| REQUIRED WORK |
Only lines with the string "Temp" matter here; gather them from the material below.

| AVAILABLE DATA |

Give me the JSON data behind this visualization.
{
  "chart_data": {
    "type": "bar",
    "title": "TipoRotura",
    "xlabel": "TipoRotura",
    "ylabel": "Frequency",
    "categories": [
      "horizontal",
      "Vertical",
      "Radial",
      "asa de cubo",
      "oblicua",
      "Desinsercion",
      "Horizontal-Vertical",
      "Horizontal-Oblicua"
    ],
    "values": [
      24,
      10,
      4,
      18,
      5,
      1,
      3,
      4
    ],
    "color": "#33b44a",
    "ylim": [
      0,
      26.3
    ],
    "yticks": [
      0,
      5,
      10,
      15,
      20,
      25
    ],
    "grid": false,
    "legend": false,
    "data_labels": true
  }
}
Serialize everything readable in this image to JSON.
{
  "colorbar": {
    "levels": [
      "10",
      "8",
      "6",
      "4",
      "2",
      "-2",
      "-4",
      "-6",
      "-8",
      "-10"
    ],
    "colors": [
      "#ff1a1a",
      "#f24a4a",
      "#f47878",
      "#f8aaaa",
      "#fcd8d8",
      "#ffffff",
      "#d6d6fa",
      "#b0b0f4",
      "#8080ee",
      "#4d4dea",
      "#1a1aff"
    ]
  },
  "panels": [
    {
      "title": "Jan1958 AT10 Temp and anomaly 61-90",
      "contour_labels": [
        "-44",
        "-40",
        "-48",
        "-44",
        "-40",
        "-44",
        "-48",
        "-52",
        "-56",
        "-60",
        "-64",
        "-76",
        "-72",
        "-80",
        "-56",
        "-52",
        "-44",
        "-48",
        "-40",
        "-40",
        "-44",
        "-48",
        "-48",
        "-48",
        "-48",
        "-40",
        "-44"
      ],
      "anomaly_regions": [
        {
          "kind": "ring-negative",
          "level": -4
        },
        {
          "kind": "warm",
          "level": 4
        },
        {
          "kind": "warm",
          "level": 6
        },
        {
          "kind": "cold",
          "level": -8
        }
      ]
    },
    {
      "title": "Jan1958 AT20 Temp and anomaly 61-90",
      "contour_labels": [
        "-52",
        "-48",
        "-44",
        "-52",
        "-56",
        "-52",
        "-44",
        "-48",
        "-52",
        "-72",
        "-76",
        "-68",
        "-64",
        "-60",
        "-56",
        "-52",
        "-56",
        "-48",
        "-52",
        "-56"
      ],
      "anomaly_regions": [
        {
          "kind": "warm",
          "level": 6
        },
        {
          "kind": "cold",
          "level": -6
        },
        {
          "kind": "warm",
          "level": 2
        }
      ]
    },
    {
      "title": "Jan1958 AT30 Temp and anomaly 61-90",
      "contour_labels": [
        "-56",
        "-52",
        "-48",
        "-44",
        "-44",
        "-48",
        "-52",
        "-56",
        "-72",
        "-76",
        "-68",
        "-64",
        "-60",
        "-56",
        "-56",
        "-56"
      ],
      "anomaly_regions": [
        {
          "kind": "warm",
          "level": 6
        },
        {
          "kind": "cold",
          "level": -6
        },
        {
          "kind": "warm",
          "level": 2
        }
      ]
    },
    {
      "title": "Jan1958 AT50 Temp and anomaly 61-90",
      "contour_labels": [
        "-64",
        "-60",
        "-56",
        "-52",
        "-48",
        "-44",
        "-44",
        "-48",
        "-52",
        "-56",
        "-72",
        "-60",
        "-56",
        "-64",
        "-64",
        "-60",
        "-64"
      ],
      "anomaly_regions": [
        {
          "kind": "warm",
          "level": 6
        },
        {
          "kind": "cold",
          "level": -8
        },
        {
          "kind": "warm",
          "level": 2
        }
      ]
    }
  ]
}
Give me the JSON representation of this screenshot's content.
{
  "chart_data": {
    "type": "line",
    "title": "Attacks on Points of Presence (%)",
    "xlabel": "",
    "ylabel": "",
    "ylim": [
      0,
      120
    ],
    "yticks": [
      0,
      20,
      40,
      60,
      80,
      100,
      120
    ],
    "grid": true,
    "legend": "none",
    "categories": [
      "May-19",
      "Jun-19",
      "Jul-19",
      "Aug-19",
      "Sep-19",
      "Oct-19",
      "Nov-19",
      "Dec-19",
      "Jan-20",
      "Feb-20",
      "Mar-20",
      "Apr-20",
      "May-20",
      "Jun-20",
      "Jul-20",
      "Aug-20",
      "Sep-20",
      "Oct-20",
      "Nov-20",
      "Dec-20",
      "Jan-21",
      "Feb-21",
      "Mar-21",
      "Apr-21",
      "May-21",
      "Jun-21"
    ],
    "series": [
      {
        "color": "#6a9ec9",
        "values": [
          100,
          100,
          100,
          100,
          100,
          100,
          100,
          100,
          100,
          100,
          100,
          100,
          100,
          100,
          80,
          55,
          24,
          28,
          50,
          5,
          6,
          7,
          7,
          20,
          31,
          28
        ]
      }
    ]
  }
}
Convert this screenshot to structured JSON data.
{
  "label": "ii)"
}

| WORKED ANSWER |
      "title": "Jan1958 AT10 Temp and anomaly 61-90",
      "title": "Jan1958 AT20 Temp and anomaly 61-90",
      "title": "Jan1958 AT30 Temp and anomaly 61-90",
      "title": "Jan1958 AT50 Temp and anomaly 61-90",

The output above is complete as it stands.